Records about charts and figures
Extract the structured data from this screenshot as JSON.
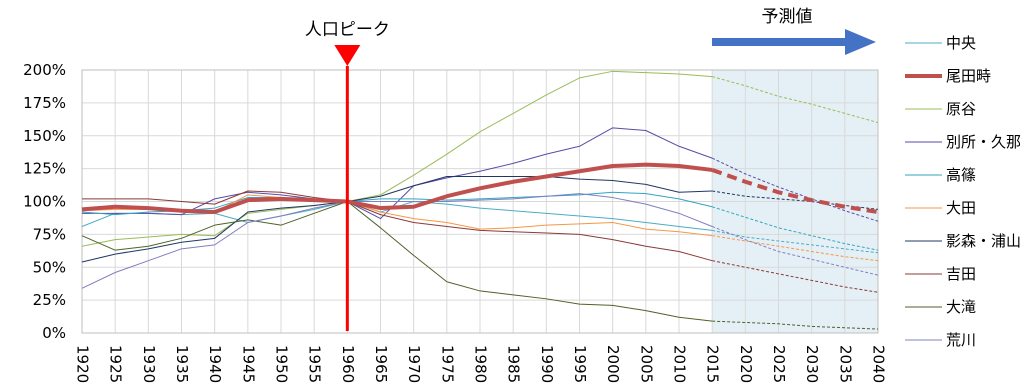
{
  "chart_data": {
    "type": "line",
    "x": [
      1920,
      1925,
      1930,
      1935,
      1940,
      1945,
      1950,
      1955,
      1960,
      1965,
      1970,
      1975,
      1980,
      1985,
      1990,
      1995,
      2000,
      2005,
      2010,
      2015,
      2020,
      2025,
      2030,
      2035,
      2040
    ],
    "x_tick_labels": [
      "1920",
      "1925",
      "1930",
      "1935",
      "1940",
      "1945",
      "1950",
      "1955",
      "1960",
      "1965",
      "1970",
      "1975",
      "1980",
      "1985",
      "1990",
      "1995",
      "2000",
      "2005",
      "2010",
      "2015",
      "2020",
      "2025",
      "2030",
      "2035",
      "2040"
    ],
    "ylim": [
      0,
      200
    ],
    "y_tick_labels": [
      "0%",
      "25%",
      "50%",
      "75%",
      "100%",
      "125%",
      "150%",
      "175%",
      "200%"
    ],
    "y_ticks": [
      0,
      25,
      50,
      75,
      100,
      125,
      150,
      175,
      200
    ],
    "grid": true,
    "legend_position": "right",
    "projection_start": 2015,
    "projection_shade_color": "#e4f0f6",
    "annotations": {
      "peak_label": "人口ピーク",
      "peak_year": 1960,
      "peak_color": "#ff0000",
      "forecast_label": "予測値",
      "forecast_arrow_color": "#4472c4"
    },
    "series": [
      {
        "name": "中央",
        "color": "#4bacc6",
        "width": 1,
        "values": [
          81,
          91,
          91,
          90,
          91,
          84,
          89,
          94,
          100,
          92,
          100,
          98,
          95,
          93,
          91,
          89,
          87,
          84,
          81,
          78,
          73,
          70,
          67,
          64,
          61
        ]
      },
      {
        "name": "尾田畤",
        "color": "#c0504d",
        "width": 4,
        "highlight": true,
        "values": [
          94,
          96,
          95,
          93,
          92,
          101,
          102,
          101,
          100,
          95,
          96,
          104,
          110,
          115,
          119,
          123,
          127,
          128,
          127,
          124,
          115,
          107,
          101,
          96,
          92
        ]
      },
      {
        "name": "原谷",
        "color": "#9bbb59",
        "width": 1,
        "values": [
          66,
          71,
          73,
          75,
          74,
          91,
          94,
          97,
          100,
          105,
          120,
          136,
          153,
          167,
          181,
          194,
          199,
          198,
          197,
          195,
          188,
          180,
          174,
          167,
          160
        ]
      },
      {
        "name": "別所・久那",
        "color": "#5b4aa8",
        "width": 1,
        "values": [
          91,
          91,
          91,
          90,
          102,
          107,
          105,
          102,
          100,
          87,
          112,
          118,
          123,
          129,
          136,
          142,
          156,
          154,
          142,
          133,
          121,
          111,
          102,
          93,
          85
        ]
      },
      {
        "name": "高篠",
        "color": "#31a5c2",
        "width": 1,
        "values": [
          92,
          90,
          92,
          93,
          95,
          103,
          103,
          101,
          100,
          102,
          102,
          101,
          102,
          103,
          104,
          105,
          107,
          106,
          102,
          96,
          88,
          80,
          74,
          68,
          63
        ]
      },
      {
        "name": "大田",
        "color": "#f79646",
        "width": 1,
        "values": [
          93,
          94,
          94,
          92,
          92,
          105,
          103,
          101,
          100,
          92,
          87,
          84,
          79,
          80,
          82,
          83,
          84,
          79,
          77,
          74,
          70,
          66,
          62,
          58,
          55
        ]
      },
      {
        "name": "影森・浦山",
        "color": "#1f3864",
        "width": 1,
        "values": [
          54,
          60,
          64,
          69,
          72,
          92,
          95,
          97,
          100,
          104,
          112,
          119,
          119,
          119,
          119,
          117,
          116,
          113,
          107,
          108,
          104,
          102,
          100,
          97,
          94
        ]
      },
      {
        "name": "吉田",
        "color": "#8b3a3a",
        "width": 1,
        "values": [
          102,
          102,
          102,
          100,
          98,
          108,
          107,
          103,
          100,
          90,
          84,
          81,
          78,
          77,
          76,
          75,
          71,
          66,
          62,
          55,
          50,
          45,
          40,
          35,
          31
        ]
      },
      {
        "name": "大滝",
        "color": "#4f6228",
        "width": 1,
        "values": [
          74,
          63,
          66,
          72,
          82,
          86,
          82,
          91,
          100,
          80,
          59,
          39,
          32,
          29,
          26,
          22,
          21,
          17,
          12,
          9,
          8,
          7,
          5,
          4,
          3
        ]
      },
      {
        "name": "荒川",
        "color": "#8080c0",
        "width": 1,
        "values": [
          34,
          46,
          55,
          64,
          67,
          84,
          89,
          95,
          100,
          100,
          100,
          100,
          101,
          102,
          104,
          106,
          103,
          98,
          91,
          81,
          71,
          62,
          56,
          50,
          44
        ]
      }
    ]
  }
}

(Exercise description):
All entries must be written out again exactly as given, with no pictures in the copy.

(Finished task):
Extract the structured data from this screenshot as JSON.
{
  "chart_data": {
    "type": "line",
    "x": [
      1920,
      1925,
      1930,
      1935,
      1940,
      1945,
      1950,
      1955,
      1960,
      1965,
      1970,
      1975,
      1980,
      1985,
      1990,
      1995,
      2000,
      2005,
      2010,
      2015,
      2020,
      2025,
      2030,
      2035,
      2040
    ],
    "x_tick_labels": [
      "1920",
      "1925",
      "1930",
      "1935",
      "1940",
      "1945",
      "1950",
      "1955",
      "1960",
      "1965",
      "1970",
      "1975",
      "1980",
      "1985",
      "1990",
      "1995",
      "2000",
      "2005",
      "2010",
      "2015",
      "2020",
      "2025",
      "2030",
      "2035",
      "2040"
    ],
    "ylim": [
      0,
      200
    ],
    "y_tick_labels": [
      "0%",
      "25%",
      "50%",
      "75%",
      "100%",
      "125%",
      "150%",
      "175%",
      "200%"
    ],
    "y_ticks": [
      0,
      25,
      50,
      75,
      100,
      125,
      150,
      175,
      200
    ],
    "grid": true,
    "legend_position": "right",
    "projection_start": 2015,
    "projection_shade_color": "#e4f0f6",
    "annotations": {
      "peak_label": "人口ピーク",
      "peak_year": 1960,
      "peak_color": "#ff0000",
      "forecast_label": "予測値",
      "forecast_arrow_color": "#4472c4"
    },
    "series": [
      {
        "name": "中央",
        "color": "#4bacc6",
        "width": 1,
        "values": [
          81,
          91,
          91,
          90,
          91,
          84,
          89,
          94,
          100,
          92,
          100,
          98,
          95,
          93,
          91,
          89,
          87,
          84,
          81,
          78,
          73,
          70,
          67,
          64,
          61
        ]
      },
      {
        "name": "尾田畤",
        "color": "#c0504d",
        "width": 4,
        "highlight": true,
        "values": [
          94,
          96,
          95,
          93,
          92,
          101,
          102,
          101,
          100,
          95,
          96,
          104,
          110,
          115,
          119,
          123,
          127,
          128,
          127,
          124,
          115,
          107,
          101,
          96,
          92
        ]
      },
      {
        "name": "原谷",
        "color": "#9bbb59",
        "width": 1,
        "values": [
          66,
          71,
          73,
          75,
          74,
          91,
          94,
          97,
          100,
          105,
          120,
          136,
          153,
          167,
          181,
          194,
          199,
          198,
          197,
          195,
          188,
          180,
          174,
          167,
          160
        ]
      },
      {
        "name": "別所・久那",
        "color": "#5b4aa8",
        "width": 1,
        "values": [
          91,
          91,
          91,
          90,
          102,
          107,
          105,
          102,
          100,
          87,
          112,
          118,
          123,
          129,
          136,
          142,
          156,
          154,
          142,
          133,
          121,
          111,
          102,
          93,
          85
        ]
      },
      {
        "name": "高篠",
        "color": "#31a5c2",
        "width": 1,
        "values": [
          92,
          90,
          92,
          93,
          95,
          103,
          103,
          101,
          100,
          102,
          102,
          101,
          102,
          103,
          104,
          105,
          107,
          106,
          102,
          96,
          88,
          80,
          74,
          68,
          63
        ]
      },
      {
        "name": "大田",
        "color": "#f79646",
        "width": 1,
        "values": [
          93,
          94,
          94,
          92,
          92,
          105,
          103,
          101,
          100,
          92,
          87,
          84,
          79,
          80,
          82,
          83,
          84,
          79,
          77,
          74,
          70,
          66,
          62,
          58,
          55
        ]
      },
      {
        "name": "影森・浦山",
        "color": "#1f3864",
        "width": 1,
        "values": [
          54,
          60,
          64,
          69,
          72,
          92,
          95,
          97,
          100,
          104,
          112,
          119,
          119,
          119,
          119,
          117,
          116,
          113,
          107,
          108,
          104,
          102,
          100,
          97,
          94
        ]
      },
      {
        "name": "吉田",
        "color": "#8b3a3a",
        "width": 1,
        "values": [
          102,
          102,
          102,
          100,
          98,
          108,
          107,
          103,
          100,
          90,
          84,
          81,
          78,
          77,
          76,
          75,
          71,
          66,
          62,
          55,
          50,
          45,
          40,
          35,
          31
        ]
      },
      {
        "name": "大滝",
        "color": "#4f6228",
        "width": 1,
        "values": [
          74,
          63,
          66,
          72,
          82,
          86,
          82,
          91,
          100,
          80,
          59,
          39,
          32,
          29,
          26,
          22,
          21,
          17,
          12,
          9,
          8,
          7,
          5,
          4,
          3
        ]
      },
      {
        "name": "荒川",
        "color": "#8080c0",
        "width": 1,
        "values": [
          34,
          46,
          55,
          64,
          67,
          84,
          89,
          95,
          100,
          100,
          100,
          100,
          101,
          102,
          104,
          106,
          103,
          98,
          91,
          81,
          71,
          62,
          56,
          50,
          44
        ]
      }
    ]
  }
}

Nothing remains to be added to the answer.